▶ **RECORDS**:
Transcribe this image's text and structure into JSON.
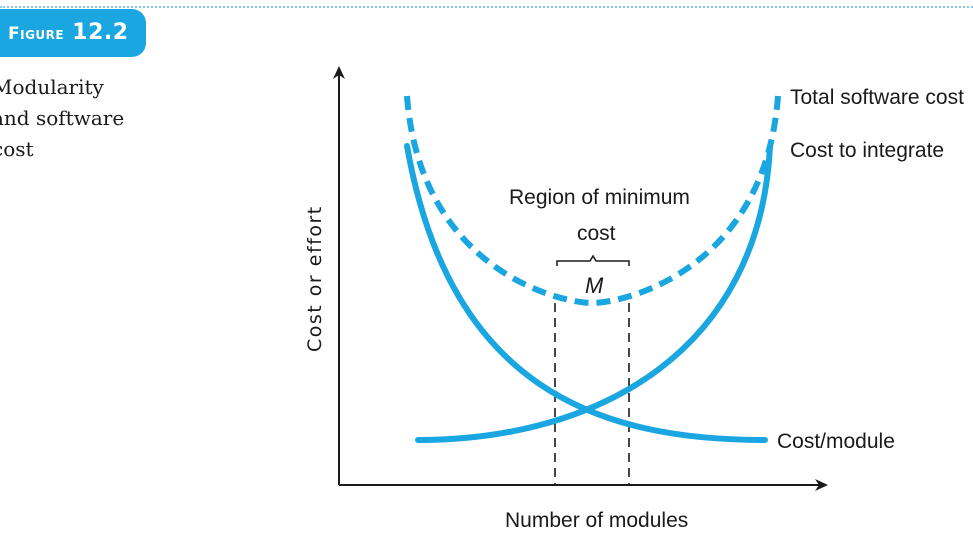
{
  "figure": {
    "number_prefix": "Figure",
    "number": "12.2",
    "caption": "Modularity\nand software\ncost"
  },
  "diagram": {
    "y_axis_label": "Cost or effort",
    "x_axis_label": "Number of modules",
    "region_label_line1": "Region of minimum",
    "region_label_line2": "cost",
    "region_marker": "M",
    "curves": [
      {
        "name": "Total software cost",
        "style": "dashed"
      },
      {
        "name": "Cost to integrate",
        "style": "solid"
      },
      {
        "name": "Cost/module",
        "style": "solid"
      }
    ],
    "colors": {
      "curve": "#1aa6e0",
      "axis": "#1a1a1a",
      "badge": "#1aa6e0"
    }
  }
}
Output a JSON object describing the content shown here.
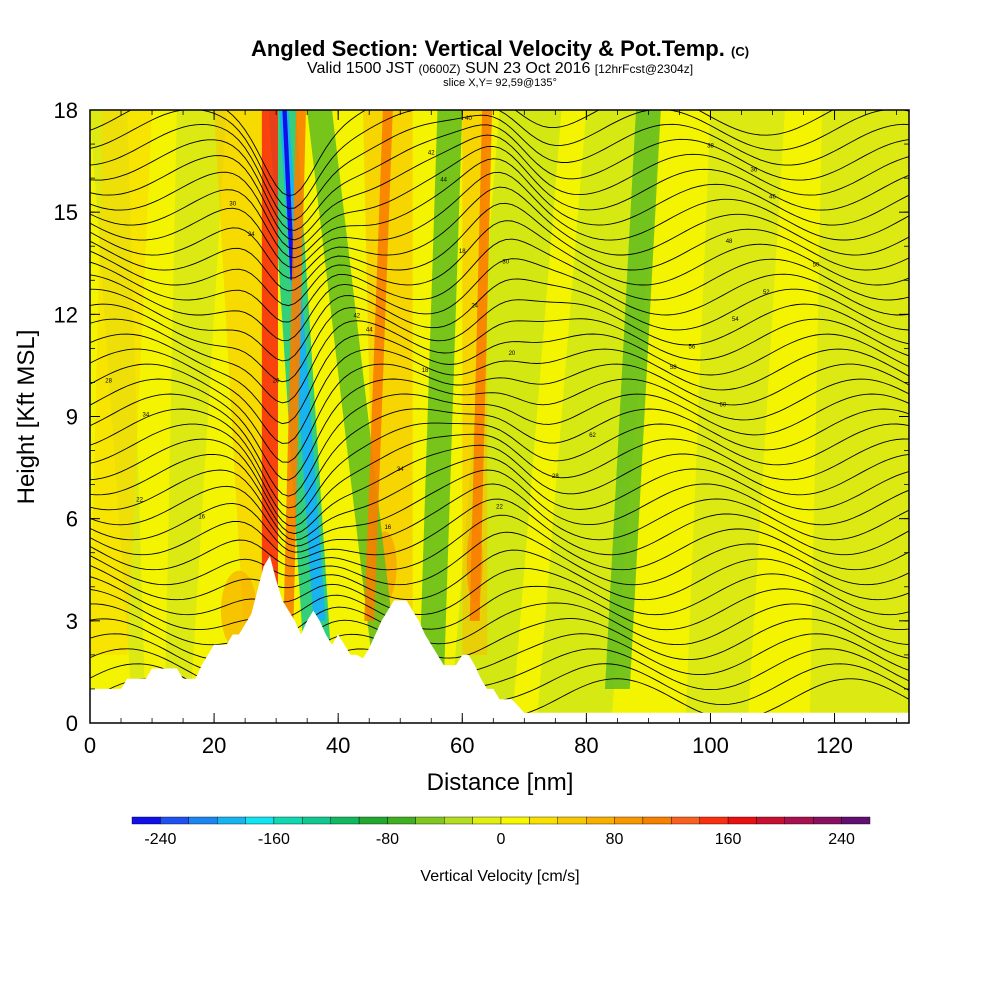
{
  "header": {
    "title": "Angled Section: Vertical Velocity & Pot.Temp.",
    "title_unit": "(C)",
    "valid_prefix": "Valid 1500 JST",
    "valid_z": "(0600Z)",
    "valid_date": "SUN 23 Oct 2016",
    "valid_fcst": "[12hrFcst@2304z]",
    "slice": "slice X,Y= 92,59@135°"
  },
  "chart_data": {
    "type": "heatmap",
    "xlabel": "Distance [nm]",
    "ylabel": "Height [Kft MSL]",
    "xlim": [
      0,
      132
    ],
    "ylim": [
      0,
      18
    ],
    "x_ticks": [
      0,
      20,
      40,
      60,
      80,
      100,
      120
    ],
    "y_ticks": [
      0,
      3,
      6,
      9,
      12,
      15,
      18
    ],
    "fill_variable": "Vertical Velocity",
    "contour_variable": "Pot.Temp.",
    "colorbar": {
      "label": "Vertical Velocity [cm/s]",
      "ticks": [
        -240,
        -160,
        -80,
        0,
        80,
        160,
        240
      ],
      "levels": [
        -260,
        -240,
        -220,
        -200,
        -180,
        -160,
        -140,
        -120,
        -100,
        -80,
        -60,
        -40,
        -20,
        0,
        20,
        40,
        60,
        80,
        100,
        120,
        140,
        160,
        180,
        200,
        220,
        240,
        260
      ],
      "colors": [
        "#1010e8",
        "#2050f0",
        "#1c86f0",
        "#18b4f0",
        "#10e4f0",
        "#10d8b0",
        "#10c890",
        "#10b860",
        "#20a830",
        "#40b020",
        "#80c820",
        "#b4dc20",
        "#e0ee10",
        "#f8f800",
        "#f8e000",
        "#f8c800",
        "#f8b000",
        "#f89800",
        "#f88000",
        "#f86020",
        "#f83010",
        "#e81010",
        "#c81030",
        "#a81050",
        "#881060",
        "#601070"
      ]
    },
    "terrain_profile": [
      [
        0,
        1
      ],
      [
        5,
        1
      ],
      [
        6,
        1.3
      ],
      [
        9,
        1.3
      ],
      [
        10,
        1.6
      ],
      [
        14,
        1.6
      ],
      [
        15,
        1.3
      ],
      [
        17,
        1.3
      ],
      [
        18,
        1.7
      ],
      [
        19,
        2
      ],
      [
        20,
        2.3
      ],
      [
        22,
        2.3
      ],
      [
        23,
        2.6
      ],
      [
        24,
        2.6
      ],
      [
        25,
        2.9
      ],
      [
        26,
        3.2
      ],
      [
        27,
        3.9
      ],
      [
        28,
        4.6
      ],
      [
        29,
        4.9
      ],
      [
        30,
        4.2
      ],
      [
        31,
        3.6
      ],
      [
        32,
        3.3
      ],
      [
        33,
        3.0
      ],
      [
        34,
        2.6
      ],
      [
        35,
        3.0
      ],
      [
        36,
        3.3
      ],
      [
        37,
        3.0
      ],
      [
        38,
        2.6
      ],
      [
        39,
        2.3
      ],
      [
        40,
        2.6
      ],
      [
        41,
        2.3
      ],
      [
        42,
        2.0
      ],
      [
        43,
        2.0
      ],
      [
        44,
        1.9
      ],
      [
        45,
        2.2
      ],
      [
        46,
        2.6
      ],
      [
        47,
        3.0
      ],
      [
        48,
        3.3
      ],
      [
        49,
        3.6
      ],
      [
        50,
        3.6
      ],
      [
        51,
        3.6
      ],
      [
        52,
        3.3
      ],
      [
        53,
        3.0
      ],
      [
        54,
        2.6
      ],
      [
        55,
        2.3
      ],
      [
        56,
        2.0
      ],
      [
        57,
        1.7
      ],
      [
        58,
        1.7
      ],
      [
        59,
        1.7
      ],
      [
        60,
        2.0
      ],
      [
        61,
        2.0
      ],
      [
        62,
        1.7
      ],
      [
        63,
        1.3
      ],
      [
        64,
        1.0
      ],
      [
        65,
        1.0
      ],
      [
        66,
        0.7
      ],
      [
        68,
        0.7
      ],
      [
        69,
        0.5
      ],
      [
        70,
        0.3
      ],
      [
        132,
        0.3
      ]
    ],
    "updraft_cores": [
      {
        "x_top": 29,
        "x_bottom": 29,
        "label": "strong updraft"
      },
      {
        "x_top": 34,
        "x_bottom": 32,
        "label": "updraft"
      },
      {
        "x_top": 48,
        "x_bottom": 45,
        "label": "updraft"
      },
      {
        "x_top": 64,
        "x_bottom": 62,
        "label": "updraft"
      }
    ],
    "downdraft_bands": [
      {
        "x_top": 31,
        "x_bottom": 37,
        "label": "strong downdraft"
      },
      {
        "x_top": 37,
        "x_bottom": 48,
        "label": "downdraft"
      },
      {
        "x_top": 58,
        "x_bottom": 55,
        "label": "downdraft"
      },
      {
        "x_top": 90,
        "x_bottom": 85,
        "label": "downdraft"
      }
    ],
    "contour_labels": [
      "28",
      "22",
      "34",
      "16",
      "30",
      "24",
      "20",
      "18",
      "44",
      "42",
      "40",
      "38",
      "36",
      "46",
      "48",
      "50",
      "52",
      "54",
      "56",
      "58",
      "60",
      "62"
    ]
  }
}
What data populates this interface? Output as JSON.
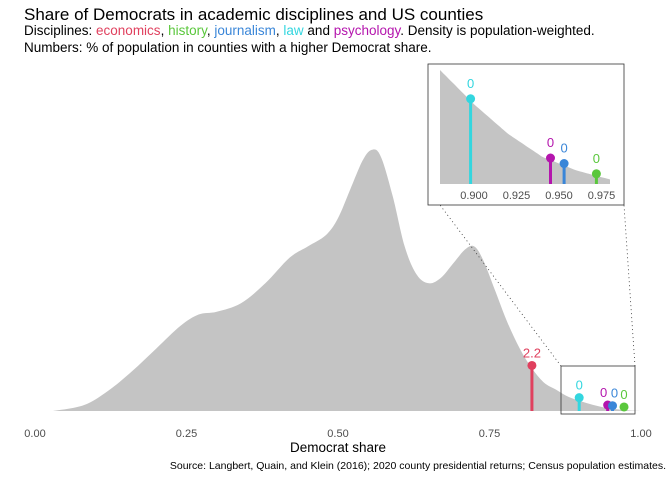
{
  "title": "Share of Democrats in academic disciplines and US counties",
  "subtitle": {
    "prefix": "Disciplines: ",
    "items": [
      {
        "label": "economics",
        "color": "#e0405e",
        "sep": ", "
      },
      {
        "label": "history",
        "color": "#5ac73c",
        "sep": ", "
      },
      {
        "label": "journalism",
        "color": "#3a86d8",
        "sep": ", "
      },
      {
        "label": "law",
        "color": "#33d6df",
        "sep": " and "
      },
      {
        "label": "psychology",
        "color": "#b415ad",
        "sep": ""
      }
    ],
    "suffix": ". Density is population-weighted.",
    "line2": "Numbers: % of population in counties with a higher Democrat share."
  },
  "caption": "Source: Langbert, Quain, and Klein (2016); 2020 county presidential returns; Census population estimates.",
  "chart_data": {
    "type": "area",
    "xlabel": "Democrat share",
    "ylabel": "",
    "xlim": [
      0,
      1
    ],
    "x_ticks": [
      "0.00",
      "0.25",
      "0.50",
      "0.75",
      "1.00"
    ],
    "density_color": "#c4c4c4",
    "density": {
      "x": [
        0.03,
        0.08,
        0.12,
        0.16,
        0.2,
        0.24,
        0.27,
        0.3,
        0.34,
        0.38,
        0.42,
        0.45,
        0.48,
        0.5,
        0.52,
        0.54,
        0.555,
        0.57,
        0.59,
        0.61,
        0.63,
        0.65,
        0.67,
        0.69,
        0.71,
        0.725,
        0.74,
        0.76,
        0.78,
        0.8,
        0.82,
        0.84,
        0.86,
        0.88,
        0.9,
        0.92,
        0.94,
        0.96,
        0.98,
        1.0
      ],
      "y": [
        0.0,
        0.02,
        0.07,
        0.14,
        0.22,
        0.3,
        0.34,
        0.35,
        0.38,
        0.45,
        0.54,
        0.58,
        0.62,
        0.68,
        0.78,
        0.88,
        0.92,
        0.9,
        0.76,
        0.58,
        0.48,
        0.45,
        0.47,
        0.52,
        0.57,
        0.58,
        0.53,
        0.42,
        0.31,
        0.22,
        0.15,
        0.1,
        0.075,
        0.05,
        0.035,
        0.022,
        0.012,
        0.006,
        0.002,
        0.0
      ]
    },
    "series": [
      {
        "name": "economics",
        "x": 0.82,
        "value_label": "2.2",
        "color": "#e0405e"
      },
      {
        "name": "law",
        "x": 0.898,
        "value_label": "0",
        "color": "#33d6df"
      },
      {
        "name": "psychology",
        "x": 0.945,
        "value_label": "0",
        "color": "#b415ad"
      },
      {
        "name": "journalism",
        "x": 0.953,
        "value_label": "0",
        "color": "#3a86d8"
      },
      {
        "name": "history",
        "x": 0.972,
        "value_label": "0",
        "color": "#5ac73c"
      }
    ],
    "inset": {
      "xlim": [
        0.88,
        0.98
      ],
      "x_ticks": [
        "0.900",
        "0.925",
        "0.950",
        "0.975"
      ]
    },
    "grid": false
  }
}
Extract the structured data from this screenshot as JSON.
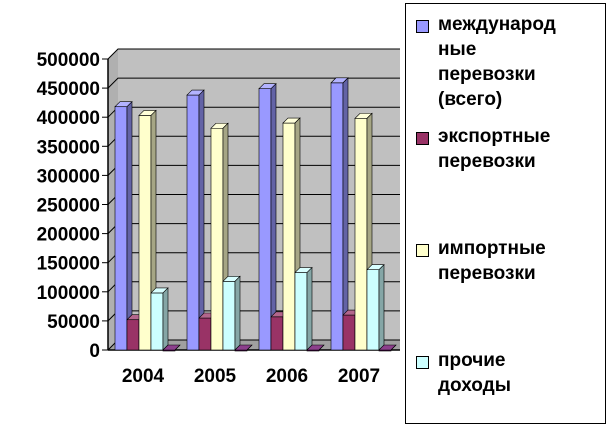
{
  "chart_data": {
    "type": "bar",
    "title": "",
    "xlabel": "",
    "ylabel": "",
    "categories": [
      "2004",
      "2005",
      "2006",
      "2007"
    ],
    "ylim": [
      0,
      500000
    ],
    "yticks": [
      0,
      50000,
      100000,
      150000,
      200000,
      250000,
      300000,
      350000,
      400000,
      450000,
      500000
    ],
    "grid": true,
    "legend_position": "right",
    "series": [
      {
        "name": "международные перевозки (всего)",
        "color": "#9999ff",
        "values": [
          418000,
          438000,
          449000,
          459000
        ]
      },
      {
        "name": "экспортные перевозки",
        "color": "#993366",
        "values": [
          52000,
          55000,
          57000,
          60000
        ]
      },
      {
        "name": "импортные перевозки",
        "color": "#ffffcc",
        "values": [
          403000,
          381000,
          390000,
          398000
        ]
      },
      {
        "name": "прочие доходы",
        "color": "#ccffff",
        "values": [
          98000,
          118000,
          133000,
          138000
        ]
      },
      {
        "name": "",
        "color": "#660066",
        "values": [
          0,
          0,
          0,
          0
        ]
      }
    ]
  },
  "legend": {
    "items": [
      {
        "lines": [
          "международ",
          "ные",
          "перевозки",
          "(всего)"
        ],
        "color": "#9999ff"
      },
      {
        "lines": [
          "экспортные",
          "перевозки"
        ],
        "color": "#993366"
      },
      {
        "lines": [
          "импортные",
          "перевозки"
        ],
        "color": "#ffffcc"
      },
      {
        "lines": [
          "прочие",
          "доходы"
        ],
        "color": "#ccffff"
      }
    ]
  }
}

▶ **SHORT EXERCISE**: From the listing above, collect every line that mentions the word "импортные".

▶ **EXPECTED OUTPUT**:
        "name": "импортные перевозки",
          "импортные",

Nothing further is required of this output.